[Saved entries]
# # # # #

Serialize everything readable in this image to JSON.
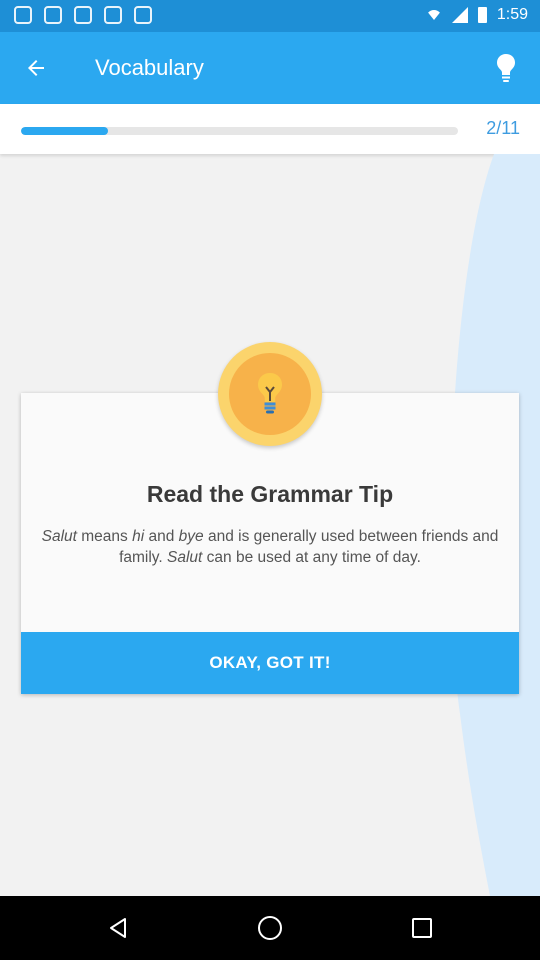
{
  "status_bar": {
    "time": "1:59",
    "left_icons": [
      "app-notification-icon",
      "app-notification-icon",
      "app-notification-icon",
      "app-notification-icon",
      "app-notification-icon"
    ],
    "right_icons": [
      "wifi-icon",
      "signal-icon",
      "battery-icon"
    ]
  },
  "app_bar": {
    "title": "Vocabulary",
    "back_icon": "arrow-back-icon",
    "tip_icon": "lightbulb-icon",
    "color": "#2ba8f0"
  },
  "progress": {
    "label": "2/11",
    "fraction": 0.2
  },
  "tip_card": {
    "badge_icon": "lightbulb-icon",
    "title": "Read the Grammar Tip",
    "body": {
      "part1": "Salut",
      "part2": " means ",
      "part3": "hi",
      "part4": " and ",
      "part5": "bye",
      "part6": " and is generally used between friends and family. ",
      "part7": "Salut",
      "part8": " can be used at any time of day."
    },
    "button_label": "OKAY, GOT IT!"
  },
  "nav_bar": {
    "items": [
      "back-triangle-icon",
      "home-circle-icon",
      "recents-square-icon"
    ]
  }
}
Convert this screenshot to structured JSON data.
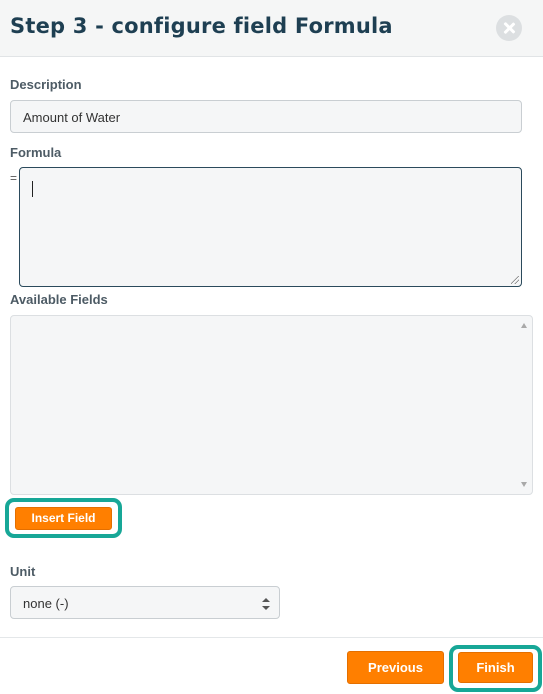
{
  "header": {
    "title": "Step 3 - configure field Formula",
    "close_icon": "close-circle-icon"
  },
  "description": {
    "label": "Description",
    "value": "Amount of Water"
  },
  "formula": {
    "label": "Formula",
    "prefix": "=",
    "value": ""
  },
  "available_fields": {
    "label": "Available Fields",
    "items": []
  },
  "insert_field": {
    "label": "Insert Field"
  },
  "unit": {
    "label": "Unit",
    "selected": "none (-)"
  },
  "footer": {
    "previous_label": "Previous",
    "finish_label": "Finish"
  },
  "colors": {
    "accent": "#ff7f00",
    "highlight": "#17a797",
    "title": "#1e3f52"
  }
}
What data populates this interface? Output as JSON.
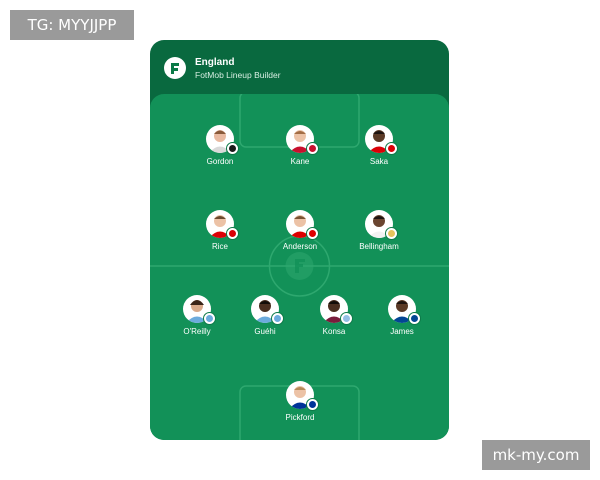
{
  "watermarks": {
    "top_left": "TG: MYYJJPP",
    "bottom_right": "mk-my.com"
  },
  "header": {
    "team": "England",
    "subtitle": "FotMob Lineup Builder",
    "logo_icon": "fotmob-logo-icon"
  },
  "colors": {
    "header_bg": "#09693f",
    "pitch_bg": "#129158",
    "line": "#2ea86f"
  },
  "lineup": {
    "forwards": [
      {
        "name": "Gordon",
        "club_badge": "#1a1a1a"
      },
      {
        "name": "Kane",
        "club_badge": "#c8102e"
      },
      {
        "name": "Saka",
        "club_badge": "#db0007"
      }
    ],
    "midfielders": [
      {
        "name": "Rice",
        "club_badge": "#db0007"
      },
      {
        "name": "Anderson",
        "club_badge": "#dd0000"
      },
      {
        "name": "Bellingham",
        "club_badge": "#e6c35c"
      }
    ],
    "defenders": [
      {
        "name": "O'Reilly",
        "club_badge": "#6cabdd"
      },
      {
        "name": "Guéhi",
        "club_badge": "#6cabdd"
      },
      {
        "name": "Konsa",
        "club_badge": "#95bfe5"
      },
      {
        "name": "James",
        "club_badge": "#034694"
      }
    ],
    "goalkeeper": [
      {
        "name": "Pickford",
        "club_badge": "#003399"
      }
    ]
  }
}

# # # # #

WHAT IS BEING ASKED -
Reproduce every entry exactly, but omit each picture.

ANSWER TO THIS EXERCISE -
Serialize everything readable in this image to JSON.
{
  "status_bar": {
    "time": "1:59",
    "left_icons": [
      "app-notification-icon",
      "app-notification-icon",
      "app-notification-icon",
      "app-notification-icon",
      "app-notification-icon"
    ],
    "right_icons": [
      "wifi-icon",
      "signal-icon",
      "battery-icon"
    ]
  },
  "app_bar": {
    "title": "Vocabulary",
    "back_icon": "arrow-back-icon",
    "tip_icon": "lightbulb-icon",
    "color": "#2ba8f0"
  },
  "progress": {
    "label": "2/11",
    "fraction": 0.2
  },
  "tip_card": {
    "badge_icon": "lightbulb-icon",
    "title": "Read the Grammar Tip",
    "body": {
      "part1": "Salut",
      "part2": " means ",
      "part3": "hi",
      "part4": " and ",
      "part5": "bye",
      "part6": " and is generally used between friends and family. ",
      "part7": "Salut",
      "part8": " can be used at any time of day."
    },
    "button_label": "OKAY, GOT IT!"
  },
  "nav_bar": {
    "items": [
      "back-triangle-icon",
      "home-circle-icon",
      "recents-square-icon"
    ]
  }
}
Convert this screenshot to structured JSON data.
{
  "header": {
    "title": "Step 3 - configure field Formula",
    "close_icon": "close-circle-icon"
  },
  "description": {
    "label": "Description",
    "value": "Amount of Water"
  },
  "formula": {
    "label": "Formula",
    "prefix": "=",
    "value": ""
  },
  "available_fields": {
    "label": "Available Fields",
    "items": []
  },
  "insert_field": {
    "label": "Insert Field"
  },
  "unit": {
    "label": "Unit",
    "selected": "none (-)"
  },
  "footer": {
    "previous_label": "Previous",
    "finish_label": "Finish"
  },
  "colors": {
    "accent": "#ff7f00",
    "highlight": "#17a797",
    "title": "#1e3f52"
  }
}
What data populates this interface? Output as JSON.
{
  "watermarks": {
    "top_left": "TG: MYYJJPP",
    "bottom_right": "mk-my.com"
  },
  "header": {
    "team": "England",
    "subtitle": "FotMob Lineup Builder",
    "logo_icon": "fotmob-logo-icon"
  },
  "colors": {
    "header_bg": "#09693f",
    "pitch_bg": "#129158",
    "line": "#2ea86f"
  },
  "lineup": {
    "forwards": [
      {
        "name": "Gordon",
        "club_badge": "#1a1a1a"
      },
      {
        "name": "Kane",
        "club_badge": "#c8102e"
      },
      {
        "name": "Saka",
        "club_badge": "#db0007"
      }
    ],
    "midfielders": [
      {
        "name": "Rice",
        "club_badge": "#db0007"
      },
      {
        "name": "Anderson",
        "club_badge": "#dd0000"
      },
      {
        "name": "Bellingham",
        "club_badge": "#e6c35c"
      }
    ],
    "defenders": [
      {
        "name": "O'Reilly",
        "club_badge": "#6cabdd"
      },
      {
        "name": "Guéhi",
        "club_badge": "#6cabdd"
      },
      {
        "name": "Konsa",
        "club_badge": "#95bfe5"
      },
      {
        "name": "James",
        "club_badge": "#034694"
      }
    ],
    "goalkeeper": [
      {
        "name": "Pickford",
        "club_badge": "#003399"
      }
    ]
  }
}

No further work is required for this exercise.